++++ EXERCISE MATERIAL ++++

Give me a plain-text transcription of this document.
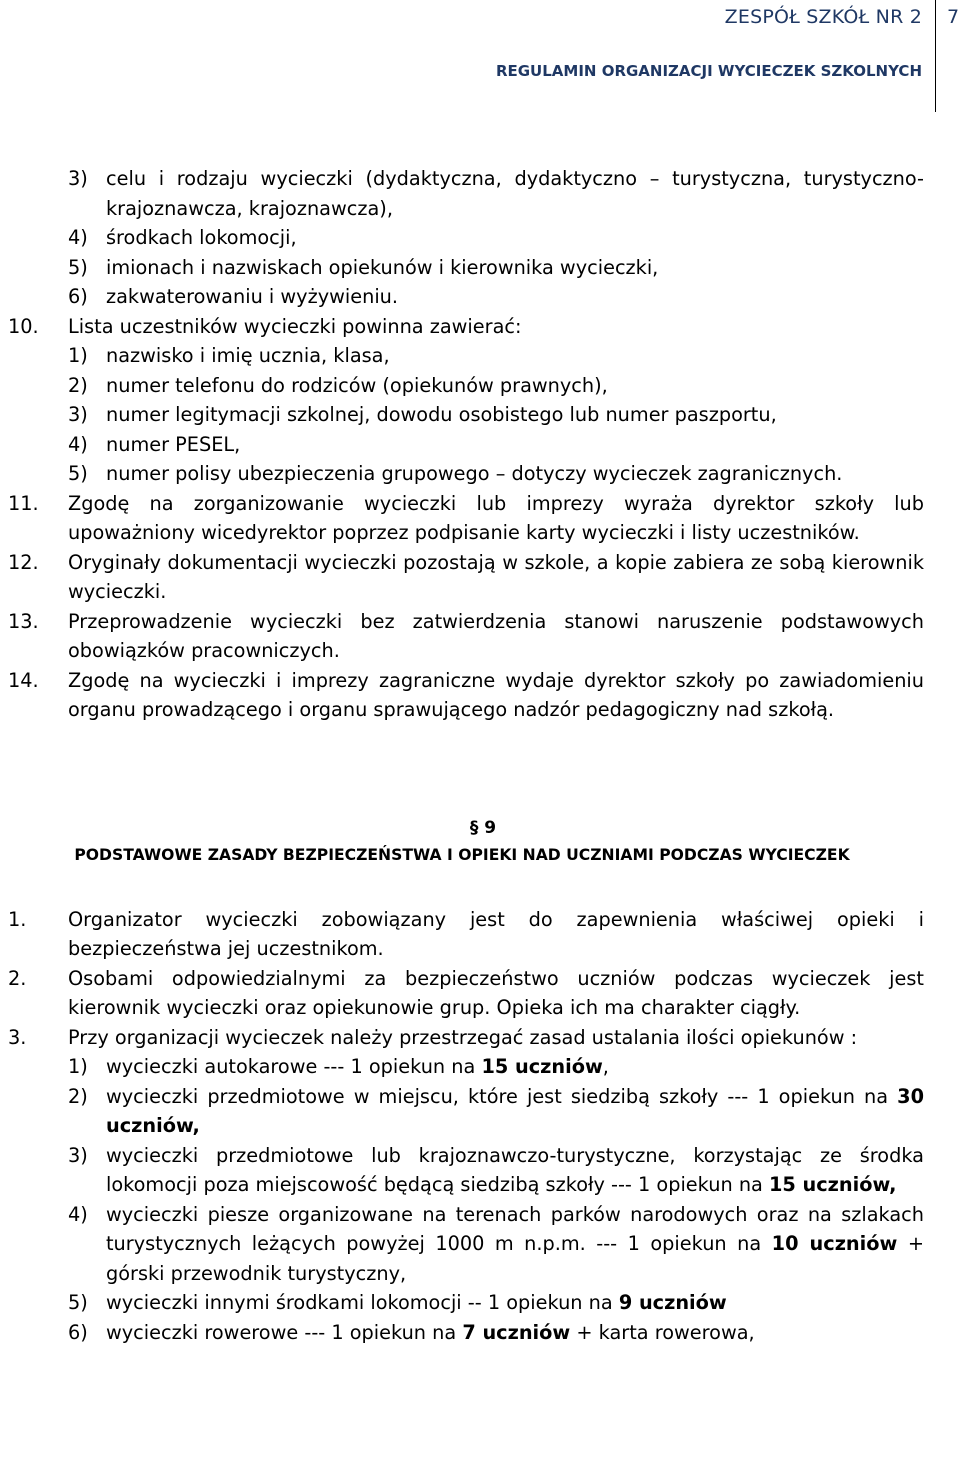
ZESPÓŁ SZKÓŁ NR 2 7
REGULAMIN ORGANIZACJI WYCIECZEK SZKOLNYCH
3) celu i rodzaju wycieczki (dydaktyczna, dydaktyczno – turystyczna, turystyczno- krajoznawcza, krajoznawcza),
4) środkach lokomocji,
5) imionach i nazwiskach opiekunów i kierownika wycieczki,
6) zakwaterowaniu i wyżywieniu.
10. Lista uczestników wycieczki powinna zawierać:
1) nazwisko i imię ucznia, klasa,
2) numer telefonu do rodziców (opiekunów prawnych),
3) numer legitymacji szkolnej, dowodu osobistego lub numer paszportu,
4) numer PESEL,
5) numer polisy ubezpieczenia grupowego – dotyczy wycieczek zagranicznych.
11. Zgodę na zorganizowanie wycieczki lub imprezy wyraża dyrektor szkoły lub upoważniony wicedyrektor poprzez podpisanie karty wycieczki i listy uczestników.
12. Oryginały dokumentacji wycieczki pozostają w szkole, a kopie zabiera ze sobą kierownik wycieczki.
13. Przeprowadzenie wycieczki bez zatwierdzenia stanowi naruszenie podstawowych obowiązków pracowniczych.
14. Zgodę na wycieczki i imprezy zagraniczne wydaje dyrektor szkoły po zawiadomieniu organu prowadzącego i organu sprawującego nadzór pedagogiczny nad szkołą.
§ 9
PODSTAWOWE ZASADY BEZPIECZEŃSTWA I OPIEKI NAD UCZNIAMI PODCZAS WYCIECZEK
1. Organizator wycieczki zobowiązany jest do zapewnienia właściwej opieki i bezpieczeństwa jej uczestnikom.
2. Osobami odpowiedzialnymi za bezpieczeństwo uczniów podczas wycieczek jest kierownik wycieczki oraz opiekunowie grup. Opieka ich ma charakter ciągły.
3. Przy organizacji wycieczek należy przestrzegać zasad ustalania ilości opiekunów :
1) wycieczki autokarowe --- 1 opiekun na 15 uczniów,
2) wycieczki przedmiotowe w miejscu, które jest siedzibą szkoły --- 1 opiekun na 30 uczniów,
3) wycieczki przedmiotowe lub krajoznawczo-turystyczne, korzystając ze środka lokomocji poza miejscowość będącą siedzibą szkoły --- 1 opiekun na 15 uczniów,
4) wycieczki piesze organizowane na terenach parków narodowych oraz na szlakach turystycznych leżących powyżej 1000 m n.p.m. --- 1 opiekun na 10 uczniów + górski przewodnik turystyczny,
5) wycieczki innymi środkami lokomocji -- 1 opiekun na 9 uczniów
6) wycieczki rowerowe --- 1 opiekun na 7 uczniów + karta rowerowa,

++++

▶ [WHAT YOU NEED TO DO]: Exactly how many lines in the data above contain the word "uczestników"? Respond with the number and nothing more.

▶ [EXERCISE RESULT]: 2